WHAT IS ASKED:
Transcribe each record exactly. Include every one.

THE DATA:
======
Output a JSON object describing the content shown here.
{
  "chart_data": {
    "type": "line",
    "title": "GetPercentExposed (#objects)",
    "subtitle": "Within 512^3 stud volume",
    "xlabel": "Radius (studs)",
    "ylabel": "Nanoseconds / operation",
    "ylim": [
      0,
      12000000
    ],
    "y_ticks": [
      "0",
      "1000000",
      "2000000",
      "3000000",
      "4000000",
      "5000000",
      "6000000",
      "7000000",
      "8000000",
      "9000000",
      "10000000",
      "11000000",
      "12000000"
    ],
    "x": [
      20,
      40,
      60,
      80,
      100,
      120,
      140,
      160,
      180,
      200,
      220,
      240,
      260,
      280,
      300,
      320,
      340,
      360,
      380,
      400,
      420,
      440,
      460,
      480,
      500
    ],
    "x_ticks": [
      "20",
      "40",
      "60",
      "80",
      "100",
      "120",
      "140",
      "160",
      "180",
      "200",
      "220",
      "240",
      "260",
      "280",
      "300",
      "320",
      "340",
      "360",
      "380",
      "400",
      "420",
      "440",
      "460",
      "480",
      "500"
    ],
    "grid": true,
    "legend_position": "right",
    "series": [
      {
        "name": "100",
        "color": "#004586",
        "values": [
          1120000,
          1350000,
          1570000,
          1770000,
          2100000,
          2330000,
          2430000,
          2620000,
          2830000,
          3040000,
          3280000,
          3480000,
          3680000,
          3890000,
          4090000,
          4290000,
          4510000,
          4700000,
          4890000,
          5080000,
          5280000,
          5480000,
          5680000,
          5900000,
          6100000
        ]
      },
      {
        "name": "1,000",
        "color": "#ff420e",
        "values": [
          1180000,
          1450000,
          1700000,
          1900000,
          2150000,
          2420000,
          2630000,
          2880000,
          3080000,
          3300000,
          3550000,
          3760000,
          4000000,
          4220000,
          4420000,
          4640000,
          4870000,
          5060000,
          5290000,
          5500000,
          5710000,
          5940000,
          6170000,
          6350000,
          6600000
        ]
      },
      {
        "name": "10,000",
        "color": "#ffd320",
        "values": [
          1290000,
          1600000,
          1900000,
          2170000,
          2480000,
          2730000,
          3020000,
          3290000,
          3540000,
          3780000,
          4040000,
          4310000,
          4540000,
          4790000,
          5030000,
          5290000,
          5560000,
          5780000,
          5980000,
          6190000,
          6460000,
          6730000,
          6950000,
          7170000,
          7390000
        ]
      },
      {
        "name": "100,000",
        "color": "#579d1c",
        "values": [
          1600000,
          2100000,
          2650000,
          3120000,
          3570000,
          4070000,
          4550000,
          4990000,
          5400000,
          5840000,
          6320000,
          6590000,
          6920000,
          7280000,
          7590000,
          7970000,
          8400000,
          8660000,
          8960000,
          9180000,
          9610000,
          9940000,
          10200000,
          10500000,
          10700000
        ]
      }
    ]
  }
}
======
THE SOLUTION:
Output a JSON object describing the content shown here.
{
  "chart_data": {
    "type": "line",
    "title": "GetPercentExposed (#objects)",
    "subtitle": "Within 512^3 stud volume",
    "xlabel": "Radius (studs)",
    "ylabel": "Nanoseconds / operation",
    "ylim": [
      0,
      12000000
    ],
    "y_ticks": [
      "0",
      "1000000",
      "2000000",
      "3000000",
      "4000000",
      "5000000",
      "6000000",
      "7000000",
      "8000000",
      "9000000",
      "10000000",
      "11000000",
      "12000000"
    ],
    "x": [
      20,
      40,
      60,
      80,
      100,
      120,
      140,
      160,
      180,
      200,
      220,
      240,
      260,
      280,
      300,
      320,
      340,
      360,
      380,
      400,
      420,
      440,
      460,
      480,
      500
    ],
    "x_ticks": [
      "20",
      "40",
      "60",
      "80",
      "100",
      "120",
      "140",
      "160",
      "180",
      "200",
      "220",
      "240",
      "260",
      "280",
      "300",
      "320",
      "340",
      "360",
      "380",
      "400",
      "420",
      "440",
      "460",
      "480",
      "500"
    ],
    "grid": true,
    "legend_position": "right",
    "series": [
      {
        "name": "100",
        "color": "#004586",
        "values": [
          1120000,
          1350000,
          1570000,
          1770000,
          2100000,
          2330000,
          2430000,
          2620000,
          2830000,
          3040000,
          3280000,
          3480000,
          3680000,
          3890000,
          4090000,
          4290000,
          4510000,
          4700000,
          4890000,
          5080000,
          5280000,
          5480000,
          5680000,
          5900000,
          6100000
        ]
      },
      {
        "name": "1,000",
        "color": "#ff420e",
        "values": [
          1180000,
          1450000,
          1700000,
          1900000,
          2150000,
          2420000,
          2630000,
          2880000,
          3080000,
          3300000,
          3550000,
          3760000,
          4000000,
          4220000,
          4420000,
          4640000,
          4870000,
          5060000,
          5290000,
          5500000,
          5710000,
          5940000,
          6170000,
          6350000,
          6600000
        ]
      },
      {
        "name": "10,000",
        "color": "#ffd320",
        "values": [
          1290000,
          1600000,
          1900000,
          2170000,
          2480000,
          2730000,
          3020000,
          3290000,
          3540000,
          3780000,
          4040000,
          4310000,
          4540000,
          4790000,
          5030000,
          5290000,
          5560000,
          5780000,
          5980000,
          6190000,
          6460000,
          6730000,
          6950000,
          7170000,
          7390000
        ]
      },
      {
        "name": "100,000",
        "color": "#579d1c",
        "values": [
          1600000,
          2100000,
          2650000,
          3120000,
          3570000,
          4070000,
          4550000,
          4990000,
          5400000,
          5840000,
          6320000,
          6590000,
          6920000,
          7280000,
          7590000,
          7970000,
          8400000,
          8660000,
          8960000,
          9180000,
          9610000,
          9940000,
          10200000,
          10500000,
          10700000
        ]
      }
    ]
  }
}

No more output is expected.